> **Records**:
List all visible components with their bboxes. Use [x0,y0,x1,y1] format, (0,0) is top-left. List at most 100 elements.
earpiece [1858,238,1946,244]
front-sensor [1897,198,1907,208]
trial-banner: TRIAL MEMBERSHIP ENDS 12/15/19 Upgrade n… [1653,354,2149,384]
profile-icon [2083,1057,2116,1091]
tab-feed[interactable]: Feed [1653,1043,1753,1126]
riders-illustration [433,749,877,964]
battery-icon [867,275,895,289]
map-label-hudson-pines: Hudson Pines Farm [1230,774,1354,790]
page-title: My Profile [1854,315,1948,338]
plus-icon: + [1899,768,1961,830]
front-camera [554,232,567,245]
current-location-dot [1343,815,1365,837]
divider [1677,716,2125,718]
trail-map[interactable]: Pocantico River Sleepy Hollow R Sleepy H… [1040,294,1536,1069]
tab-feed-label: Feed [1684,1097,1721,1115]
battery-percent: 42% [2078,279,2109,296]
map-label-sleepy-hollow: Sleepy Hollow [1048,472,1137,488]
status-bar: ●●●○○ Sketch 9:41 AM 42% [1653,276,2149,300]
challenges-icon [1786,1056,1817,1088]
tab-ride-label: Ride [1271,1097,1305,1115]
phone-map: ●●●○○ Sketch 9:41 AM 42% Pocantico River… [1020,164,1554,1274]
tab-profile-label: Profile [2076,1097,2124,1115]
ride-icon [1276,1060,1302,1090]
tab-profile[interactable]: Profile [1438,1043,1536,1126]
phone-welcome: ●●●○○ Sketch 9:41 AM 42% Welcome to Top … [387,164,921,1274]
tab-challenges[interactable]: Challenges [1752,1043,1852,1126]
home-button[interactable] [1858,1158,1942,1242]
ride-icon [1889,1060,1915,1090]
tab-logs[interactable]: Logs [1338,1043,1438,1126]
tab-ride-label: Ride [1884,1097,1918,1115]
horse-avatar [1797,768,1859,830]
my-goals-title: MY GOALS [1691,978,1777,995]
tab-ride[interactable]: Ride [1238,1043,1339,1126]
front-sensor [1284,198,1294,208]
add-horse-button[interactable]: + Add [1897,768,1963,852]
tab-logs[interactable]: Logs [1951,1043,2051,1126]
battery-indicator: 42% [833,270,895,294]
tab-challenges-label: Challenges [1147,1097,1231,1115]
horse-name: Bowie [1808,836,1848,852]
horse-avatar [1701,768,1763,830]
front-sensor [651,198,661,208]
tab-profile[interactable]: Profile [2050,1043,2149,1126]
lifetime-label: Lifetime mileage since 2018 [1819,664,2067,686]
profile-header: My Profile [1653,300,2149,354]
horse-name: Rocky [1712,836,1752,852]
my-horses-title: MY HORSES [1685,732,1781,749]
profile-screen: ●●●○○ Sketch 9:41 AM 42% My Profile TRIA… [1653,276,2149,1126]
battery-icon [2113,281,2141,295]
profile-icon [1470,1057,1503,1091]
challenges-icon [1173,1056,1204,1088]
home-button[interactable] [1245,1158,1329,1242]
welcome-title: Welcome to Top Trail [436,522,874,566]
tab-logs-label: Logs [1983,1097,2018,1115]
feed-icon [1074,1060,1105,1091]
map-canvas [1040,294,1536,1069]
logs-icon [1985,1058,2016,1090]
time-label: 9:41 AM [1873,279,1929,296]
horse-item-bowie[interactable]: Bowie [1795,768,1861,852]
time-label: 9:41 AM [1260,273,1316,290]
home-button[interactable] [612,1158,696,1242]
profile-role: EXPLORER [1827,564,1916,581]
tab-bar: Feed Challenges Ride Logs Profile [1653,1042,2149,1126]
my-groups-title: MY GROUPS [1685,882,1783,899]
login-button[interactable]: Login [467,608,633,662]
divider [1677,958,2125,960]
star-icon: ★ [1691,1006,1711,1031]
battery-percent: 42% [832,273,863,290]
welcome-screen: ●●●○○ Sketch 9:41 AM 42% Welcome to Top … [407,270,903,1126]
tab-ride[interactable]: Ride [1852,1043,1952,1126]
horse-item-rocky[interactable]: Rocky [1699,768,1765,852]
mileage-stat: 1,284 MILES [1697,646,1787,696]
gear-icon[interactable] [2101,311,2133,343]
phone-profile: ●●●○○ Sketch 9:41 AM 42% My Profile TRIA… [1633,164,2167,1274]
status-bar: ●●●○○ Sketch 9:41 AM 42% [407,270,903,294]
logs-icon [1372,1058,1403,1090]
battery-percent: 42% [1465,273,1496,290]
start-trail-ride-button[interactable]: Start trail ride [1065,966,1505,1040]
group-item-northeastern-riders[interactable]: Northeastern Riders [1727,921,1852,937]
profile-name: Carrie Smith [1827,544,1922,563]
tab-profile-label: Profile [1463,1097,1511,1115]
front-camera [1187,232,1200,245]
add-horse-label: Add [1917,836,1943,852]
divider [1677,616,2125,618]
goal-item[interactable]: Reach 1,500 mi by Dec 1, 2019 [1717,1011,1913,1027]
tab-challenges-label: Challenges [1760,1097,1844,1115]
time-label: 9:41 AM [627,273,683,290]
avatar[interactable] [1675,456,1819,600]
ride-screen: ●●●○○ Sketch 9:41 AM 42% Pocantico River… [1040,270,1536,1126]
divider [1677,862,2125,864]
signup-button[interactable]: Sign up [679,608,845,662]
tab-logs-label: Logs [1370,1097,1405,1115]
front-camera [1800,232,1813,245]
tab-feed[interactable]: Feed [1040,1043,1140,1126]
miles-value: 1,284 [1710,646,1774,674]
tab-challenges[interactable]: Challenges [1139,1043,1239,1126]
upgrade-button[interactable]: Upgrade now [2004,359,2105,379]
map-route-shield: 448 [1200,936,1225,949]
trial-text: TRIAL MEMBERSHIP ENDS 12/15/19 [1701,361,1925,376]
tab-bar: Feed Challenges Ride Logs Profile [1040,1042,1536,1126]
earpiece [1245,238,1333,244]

> **What the task asks**:
Recast all of the lines above as a Markdown table with two columns, No. and Entry. Number each row and leave out any blank lines.

> **Exercise solution**:
| No. | Entry |
|---|---|
| 1 | List all visible components with their bboxes. Use [x0,y0,x1,y1] format, (0,0) is top-left. List at most 100 elements. |
| 2 | earpiece [1858,238,1946,244] |
| 3 | front-sensor [1897,198,1907,208] |
| 4 | trial-banner: TRIAL MEMBERSHIP ENDS 12/15/19 Upgrade n… [1653,354,2149,384] |
| 5 | profile-icon [2083,1057,2116,1091] |
| 6 | tab-feed[interactable]: Feed [1653,1043,1753,1126] |
| 7 | riders-illustration [433,749,877,964] |
| 8 | battery-icon [867,275,895,289] |
| 9 | map-label-hudson-pines: Hudson Pines Farm [1230,774,1354,790] |
| 10 | page-title: My Profile [1854,315,1948,338] |
| 11 | plus-icon: + [1899,768,1961,830] |
| 12 | front-camera [554,232,567,245] |
| 13 | current-location-dot [1343,815,1365,837] |
| 14 | divider [1677,716,2125,718] |
| 15 | trail-map[interactable]: Pocantico River Sleepy Hollow R Sleepy H… [1040,294,1536,1069] |
| 16 | tab-feed-label: Feed [1684,1097,1721,1115] |
| 17 | battery-percent: 42% [2078,279,2109,296] |
| 18 | map-label-sleepy-hollow: Sleepy Hollow [1048,472,1137,488] |
| 19 | status-bar: ●●●○○ Sketch 9:41 AM 42% [1653,276,2149,300] |
| 20 | challenges-icon [1786,1056,1817,1088] |
| 21 | tab-ride-label: Ride [1271,1097,1305,1115] |
| 22 | phone-map: ●●●○○ Sketch 9:41 AM 42% Pocantico River… [1020,164,1554,1274] |
| 23 | tab-profile-label: Profile [2076,1097,2124,1115] |
| 24 | ride-icon [1276,1060,1302,1090] |
| 25 | tab-profile[interactable]: Profile [1438,1043,1536,1126] |
| 26 | phone-welcome: ●●●○○ Sketch 9:41 AM 42% Welcome to Top … [387,164,921,1274] |
| 27 | tab-challenges[interactable]: Challenges [1752,1043,1852,1126] |
| 28 | home-button[interactable] [1858,1158,1942,1242] |
| 29 | ride-icon [1889,1060,1915,1090] |
| 30 | tab-logs[interactable]: Logs [1338,1043,1438,1126] |
| 31 | tab-ride-label: Ride [1884,1097,1918,1115] |
| 32 | horse-avatar [1797,768,1859,830] |
| 33 | my-goals-title: MY GOALS [1691,978,1777,995] |
| 34 | tab-ride[interactable]: Ride [1238,1043,1339,1126] |
| 35 | front-sensor [1284,198,1294,208] |
| 36 | add-horse-button[interactable]: + Add [1897,768,1963,852] |
| 37 | tab-logs[interactable]: Logs [1951,1043,2051,1126] |
| 38 | battery-indicator: 42% [833,270,895,294] |
| 39 | tab-challenges-label: Challenges [1147,1097,1231,1115] |
| 40 | horse-name: Bowie [1808,836,1848,852] |
| 41 | horse-avatar [1701,768,1763,830] |
| 42 | front-sensor [651,198,661,208] |
| 43 | tab-profile[interactable]: Profile [2050,1043,2149,1126] |
| 44 | lifetime-label: Lifetime mileage since 2018 [1819,664,2067,686] |
| 45 | profile-header: My Profile [1653,300,2149,354] |
| 46 | horse-name: Rocky [1712,836,1752,852] |
| 47 | my-horses-title: MY HORSES [1685,732,1781,749] |
| 48 | profile-screen: ●●●○○ Sketch 9:41 AM 42% My Profile TRIA… [1653,276,2149,1126] |
| 49 | battery-icon [2113,281,2141,295] |
| 50 | profile-icon [1470,1057,1503,1091] |
| 51 | challenges-icon [1173,1056,1204,1088] |
| 52 | home-button[interactable] [1245,1158,1329,1242] |
| 53 | welcome-title: Welcome to Top Trail [436,522,874,566] |
| 54 | tab-logs-label: Logs [1983,1097,2018,1115] |
| 55 | feed-icon [1074,1060,1105,1091] |
| 56 | map-canvas [1040,294,1536,1069] |
| 57 | logs-icon [1985,1058,2016,1090] |
| 58 | time-label: 9:41 AM [1873,279,1929,296] |
| 59 | horse-item-bowie[interactable]: Bowie [1795,768,1861,852] |
| 60 | time-label: 9:41 AM [1260,273,1316,290] |
| 61 | home-button[interactable] [612,1158,696,1242] |
| 62 | profile-role: EXPLORER [1827,564,1916,581] |
| 63 | tab-bar: Feed Challenges Ride Logs Profile [1653,1042,2149,1126] |
| 64 | my-groups-title: MY GROUPS [1685,882,1783,899] |
| 65 | login-button[interactable]: Login [467,608,633,662] |
| 66 | divider [1677,958,2125,960] |
| 67 | star-icon: ★ [1691,1006,1711,1031] |
| 68 | battery-percent: 42% [832,273,863,290] |
| 69 | welcome-screen: ●●●○○ Sketch 9:41 AM 42% Welcome to Top … [407,270,903,1126] |
| 70 | tab-ride[interactable]: Ride [1852,1043,1952,1126] |
| 71 | horse-item-rocky[interactable]: Rocky [1699,768,1765,852] |
| 72 | mileage-stat: 1,284 MILES [1697,646,1787,696] |
| 73 | gear-icon[interactable] [2101,311,2133,343] |
| 74 | phone-profile: ●●●○○ Sketch 9:41 AM 42% My Profile TRIA… [1633,164,2167,1274] |
| 75 | status-bar: ●●●○○ Sketch 9:41 AM 42% [407,270,903,294] |
| 76 | logs-icon [1372,1058,1403,1090] |
| 77 | battery-percent: 42% [1465,273,1496,290] |
| 78 | start-trail-ride-button[interactable]: Start trail ride [1065,966,1505,1040] |
| 79 | group-item-northeastern-riders[interactable]: Northeastern Riders [1727,921,1852,937] |
| 80 | profile-name: Carrie Smith [1827,544,1922,563] |
| 81 | tab-profile-label: Profile [1463,1097,1511,1115] |
| 82 | front-camera [1187,232,1200,245] |
| 83 | add-horse-label: Add [1917,836,1943,852] |
| 84 | divider [1677,616,2125,618] |
| 85 | goal-item[interactable]: Reach 1,500 mi by Dec 1, 2019 [1717,1011,1913,1027] |
| 86 | tab-challenges-label: Challenges [1760,1097,1844,1115] |
| 87 | time-label: 9:41 AM [627,273,683,290] |
| 88 | avatar[interactable] [1675,456,1819,600] |
| 89 | ride-screen: ●●●○○ Sketch 9:41 AM 42% Pocantico River… [1040,270,1536,1126] |
| 90 | divider [1677,862,2125,864] |
| 91 | signup-button[interactable]: Sign up [679,608,845,662] |
| 92 | tab-logs-label: Logs [1370,1097,1405,1115] |
| 93 | front-camera [1800,232,1813,245] |
| 94 | tab-feed[interactable]: Feed [1040,1043,1140,1126] |
| 95 | miles-value: 1,284 [1710,646,1774,674] |
| 96 | tab-challenges[interactable]: Challenges [1139,1043,1239,1126] |
| 97 | upgrade-button[interactable]: Upgrade now [2004,359,2105,379] |
| 98 | map-route-shield: 448 [1200,936,1225,949] |
| 99 | trial-text: TRIAL MEMBERSHIP ENDS 12/15/19 [1701,361,1925,376] |
| 100 | tab-bar: Feed Challenges Ride Logs Profile [1040,1042,1536,1126] |
| 101 | earpiece [1245,238,1333,244] |